== TEXTO FUENTE ==
.....
Para el uso del fuego en las actividades agrícolas hay que tomar serias precauciones, hacer una guardarraya alrededor del terreno a quemar y sobre todo tomar en cuenta el pronóstico por el tema del viento evitará incendios forestales. Según los casacas rojas, la mayoría de los flagelos inician en las chacras.
Labor
La guardarraya es una medida preventiva que se utiliza para crear una barrera física que detenga el avance del fuego, removiendo todo material combustible hasta dejar expuesto el suelo.
A decir de Ángel Espinosa Rojas, jefe del Cuerpo de Bomberos del cantón Gonzanamá, recomienda como mínimo un metro esquinero hacia adentro para que la candela no pase al resto del terreno y todo el monte sea amontonado en la parte central.
También cuando vayan a ejecutar esta actividad (quema), deben acudir unas 6 personas, con el fin que estén atentos a las posibles chispas que pueden brincar. Además, la quema tiene que realizarse en horarios desde la madrugada hasta las 09h00 y pasadas las 17h00 en adelante.
.....
== TAREAS PROPUESTAS ==
a - Según el texto sobre la quema agrícola, ¿por qué deben acudir unas seis personas cuando se realiza la quema? Responda en una a tres oraciones.
b - Reproduzca del texto sobre la quema agrícola todo el fragmento que va desde "Para el uso" hasta "expuesto el suelo.".
c - Indique si cada afirmación concuerda con el texto sobre la quema agrícola. Responda sí o no y cite literalmente las palabras del texto que lo deciden.
(i) La guardarraya consiste en retirar todo el material combustible hasta que el suelo quede expuesto.
(ii) La quema puede realizarse a cualquier hora del día.
(iii) La mayoría de los flagelos comienzan en zonas urbanas.

== Datos de análisis de la disposición de documentos ==
.....
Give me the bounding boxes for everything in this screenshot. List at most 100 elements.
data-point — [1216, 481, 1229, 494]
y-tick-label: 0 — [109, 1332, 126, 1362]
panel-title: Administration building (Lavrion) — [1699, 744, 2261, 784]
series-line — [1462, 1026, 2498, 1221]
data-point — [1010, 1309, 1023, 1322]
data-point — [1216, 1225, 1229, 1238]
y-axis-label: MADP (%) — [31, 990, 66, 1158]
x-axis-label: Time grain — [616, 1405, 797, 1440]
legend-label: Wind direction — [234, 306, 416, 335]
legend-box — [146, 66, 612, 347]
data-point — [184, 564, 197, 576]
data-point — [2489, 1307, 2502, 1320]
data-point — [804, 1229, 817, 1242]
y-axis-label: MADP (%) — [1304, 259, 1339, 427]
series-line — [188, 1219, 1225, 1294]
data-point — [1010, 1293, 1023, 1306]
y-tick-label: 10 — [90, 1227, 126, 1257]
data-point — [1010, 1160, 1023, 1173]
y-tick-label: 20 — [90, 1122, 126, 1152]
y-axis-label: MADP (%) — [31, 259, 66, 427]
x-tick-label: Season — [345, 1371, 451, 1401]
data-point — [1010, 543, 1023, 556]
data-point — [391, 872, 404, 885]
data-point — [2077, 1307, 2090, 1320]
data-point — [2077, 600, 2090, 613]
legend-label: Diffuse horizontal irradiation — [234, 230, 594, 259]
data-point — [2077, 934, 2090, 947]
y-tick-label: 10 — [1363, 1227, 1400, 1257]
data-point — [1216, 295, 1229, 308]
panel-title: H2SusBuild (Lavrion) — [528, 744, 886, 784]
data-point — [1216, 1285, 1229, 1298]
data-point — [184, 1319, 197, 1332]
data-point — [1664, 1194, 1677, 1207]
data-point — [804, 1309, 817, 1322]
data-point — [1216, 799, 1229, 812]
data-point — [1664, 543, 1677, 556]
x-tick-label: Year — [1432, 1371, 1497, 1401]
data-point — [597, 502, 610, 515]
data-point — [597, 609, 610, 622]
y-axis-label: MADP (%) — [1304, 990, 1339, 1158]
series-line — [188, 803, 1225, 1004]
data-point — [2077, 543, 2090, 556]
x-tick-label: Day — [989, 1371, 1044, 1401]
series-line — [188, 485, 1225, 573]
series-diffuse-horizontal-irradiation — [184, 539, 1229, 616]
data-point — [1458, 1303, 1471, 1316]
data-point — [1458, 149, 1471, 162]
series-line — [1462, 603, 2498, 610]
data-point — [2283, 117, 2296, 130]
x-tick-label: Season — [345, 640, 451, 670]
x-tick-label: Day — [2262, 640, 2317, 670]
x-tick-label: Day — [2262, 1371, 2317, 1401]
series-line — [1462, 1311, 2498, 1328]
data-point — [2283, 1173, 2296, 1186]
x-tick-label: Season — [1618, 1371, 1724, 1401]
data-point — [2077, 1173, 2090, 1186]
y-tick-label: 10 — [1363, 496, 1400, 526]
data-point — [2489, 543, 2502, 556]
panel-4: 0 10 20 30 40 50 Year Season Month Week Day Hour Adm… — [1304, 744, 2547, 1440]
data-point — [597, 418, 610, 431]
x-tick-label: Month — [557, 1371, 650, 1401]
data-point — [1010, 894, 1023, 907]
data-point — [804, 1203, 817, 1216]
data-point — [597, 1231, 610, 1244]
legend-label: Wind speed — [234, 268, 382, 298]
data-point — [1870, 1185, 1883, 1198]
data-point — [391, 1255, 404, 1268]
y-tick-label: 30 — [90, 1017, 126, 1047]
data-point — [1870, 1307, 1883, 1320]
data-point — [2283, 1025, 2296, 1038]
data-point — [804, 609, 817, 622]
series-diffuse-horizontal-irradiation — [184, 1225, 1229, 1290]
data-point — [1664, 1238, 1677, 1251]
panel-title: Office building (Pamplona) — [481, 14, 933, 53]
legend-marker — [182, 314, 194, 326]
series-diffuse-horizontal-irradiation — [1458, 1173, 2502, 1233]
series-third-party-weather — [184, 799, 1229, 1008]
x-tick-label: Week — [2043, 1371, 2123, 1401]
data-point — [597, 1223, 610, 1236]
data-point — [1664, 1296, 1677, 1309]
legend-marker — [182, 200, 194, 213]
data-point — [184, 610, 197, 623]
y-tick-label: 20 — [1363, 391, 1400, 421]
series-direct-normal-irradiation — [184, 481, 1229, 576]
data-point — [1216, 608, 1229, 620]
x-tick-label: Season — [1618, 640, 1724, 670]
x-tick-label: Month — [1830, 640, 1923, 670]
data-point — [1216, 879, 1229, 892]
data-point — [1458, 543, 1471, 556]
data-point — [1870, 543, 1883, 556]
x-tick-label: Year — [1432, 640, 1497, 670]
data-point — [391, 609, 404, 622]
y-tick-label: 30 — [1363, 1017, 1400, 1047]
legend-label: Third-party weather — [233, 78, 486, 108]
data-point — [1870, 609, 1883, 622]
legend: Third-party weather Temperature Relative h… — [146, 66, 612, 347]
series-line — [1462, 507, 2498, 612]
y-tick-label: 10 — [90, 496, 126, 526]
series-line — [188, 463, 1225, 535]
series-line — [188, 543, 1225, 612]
.....
== SOLUCIONES POR TAREA ==
a - Deben acudir unas seis personas para que estén atentas a las posibles chispas que pueden brincar durante la quema.

b -
Para el uso del fuego en las actividades agrícolas hay que tomar serias precauciones, hacer una guardarraya alrededor del terreno a quemar y sobre todo tomar en cuenta el pronóstico por el tema del viento evitará incendios forestales. Según los casacas rojas, la mayoría de los flagelos inician en las chacras.
Labor
La guardarraya es una medida preventiva que se utiliza para crear una barrera física que detenga el avance del fuego, removiendo todo material combustible hasta dejar expuesto el suelo.

c -
(i) Sí: "removiendo todo material combustible hasta dejar expuesto el suelo".
(ii) No: "la quema tiene que realizarse en horarios desde la madrugada hasta las 09h00 y pasadas las 17h00 en adelante".
(iii) No: "la mayoría de los flagelos inician en las chacras".